◆ **WHAT IS EXPECTED**:
Count the lines in the data below where the string "JSON" occurs, please, and give the number alone.

Data entries for graphics:
--*--

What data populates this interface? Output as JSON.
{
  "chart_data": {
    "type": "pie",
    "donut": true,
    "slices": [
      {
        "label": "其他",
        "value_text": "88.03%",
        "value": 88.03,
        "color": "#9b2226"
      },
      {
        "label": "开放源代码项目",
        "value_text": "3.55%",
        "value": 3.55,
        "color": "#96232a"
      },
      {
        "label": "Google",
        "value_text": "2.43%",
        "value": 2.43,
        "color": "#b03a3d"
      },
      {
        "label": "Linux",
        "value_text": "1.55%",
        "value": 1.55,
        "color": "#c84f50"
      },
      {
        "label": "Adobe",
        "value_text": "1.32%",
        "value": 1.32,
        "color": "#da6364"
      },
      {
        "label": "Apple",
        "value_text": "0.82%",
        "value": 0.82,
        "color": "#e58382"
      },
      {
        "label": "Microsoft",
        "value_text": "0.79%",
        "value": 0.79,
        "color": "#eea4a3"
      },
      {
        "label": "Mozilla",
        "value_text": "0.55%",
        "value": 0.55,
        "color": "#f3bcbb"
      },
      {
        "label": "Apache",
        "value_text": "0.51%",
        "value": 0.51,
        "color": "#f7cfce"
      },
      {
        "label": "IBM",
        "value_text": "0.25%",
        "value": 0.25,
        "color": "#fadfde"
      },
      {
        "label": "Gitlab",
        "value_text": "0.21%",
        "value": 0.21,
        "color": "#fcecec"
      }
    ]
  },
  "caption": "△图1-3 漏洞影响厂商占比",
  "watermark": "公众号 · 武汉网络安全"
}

--*--

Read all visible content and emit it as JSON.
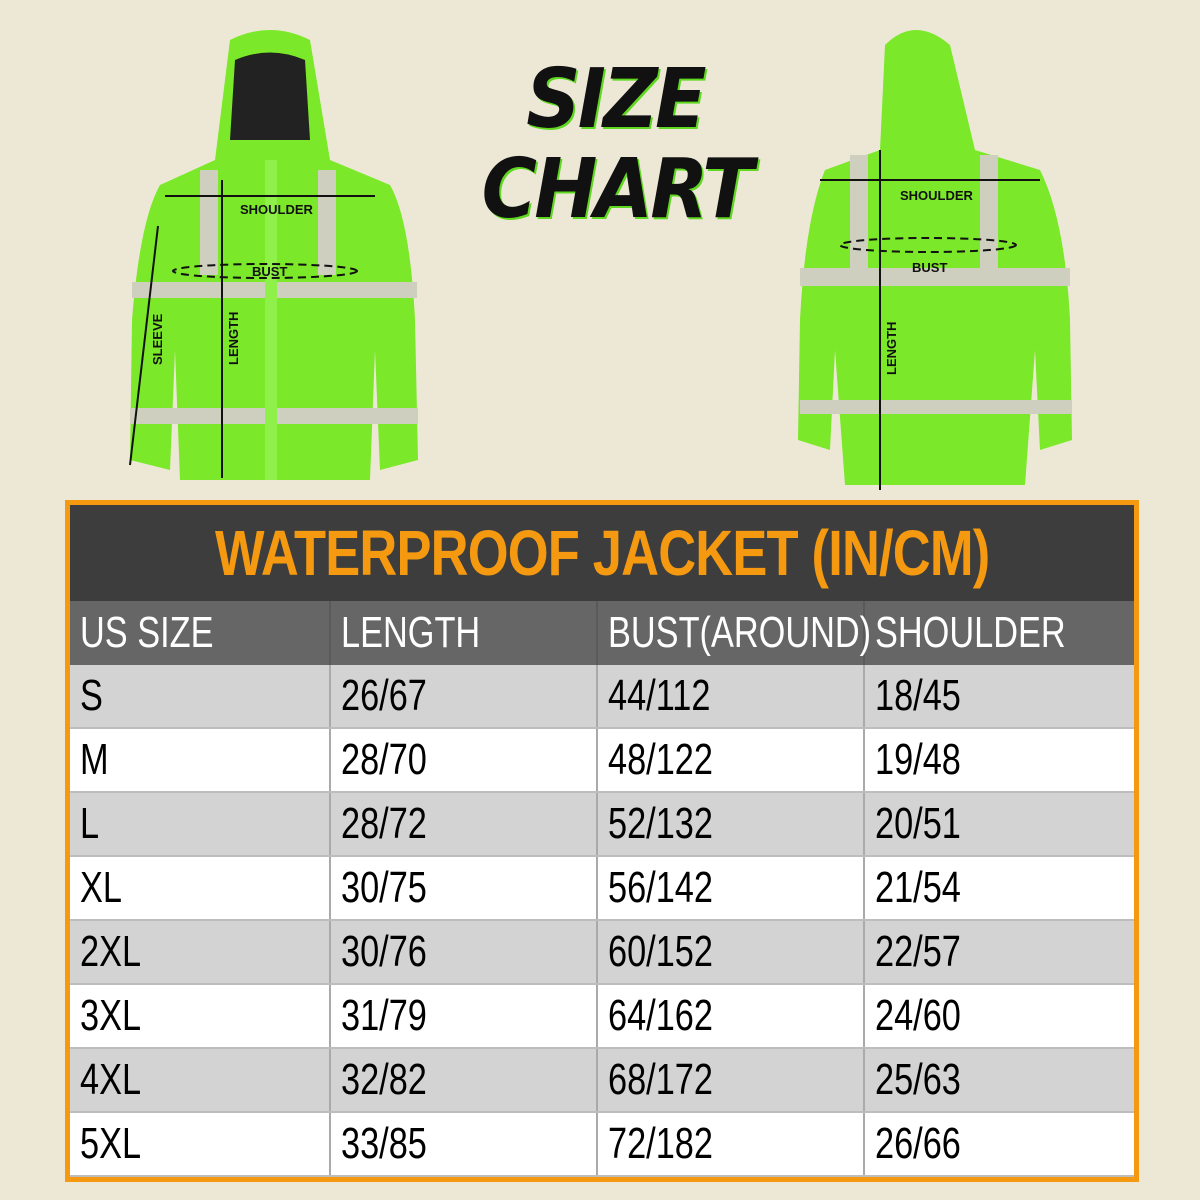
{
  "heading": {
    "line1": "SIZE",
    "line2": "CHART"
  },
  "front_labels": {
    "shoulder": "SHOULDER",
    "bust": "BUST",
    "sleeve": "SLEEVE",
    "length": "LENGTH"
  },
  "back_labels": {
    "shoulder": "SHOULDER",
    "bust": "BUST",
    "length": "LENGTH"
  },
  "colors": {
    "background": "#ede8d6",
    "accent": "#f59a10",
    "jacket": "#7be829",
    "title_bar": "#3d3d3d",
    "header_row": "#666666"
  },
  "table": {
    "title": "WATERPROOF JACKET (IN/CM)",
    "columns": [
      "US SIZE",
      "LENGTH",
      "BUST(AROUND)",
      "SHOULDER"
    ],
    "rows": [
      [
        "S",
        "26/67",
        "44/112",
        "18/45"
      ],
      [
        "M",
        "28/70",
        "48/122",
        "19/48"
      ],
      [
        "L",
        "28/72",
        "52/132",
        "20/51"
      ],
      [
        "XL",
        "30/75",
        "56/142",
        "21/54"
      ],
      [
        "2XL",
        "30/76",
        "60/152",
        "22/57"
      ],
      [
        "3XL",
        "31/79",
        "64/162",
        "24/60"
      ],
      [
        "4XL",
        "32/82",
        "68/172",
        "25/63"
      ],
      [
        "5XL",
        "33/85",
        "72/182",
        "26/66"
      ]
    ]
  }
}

--*--

◆ **RESPONSE TO THIS EXERCISE**:
2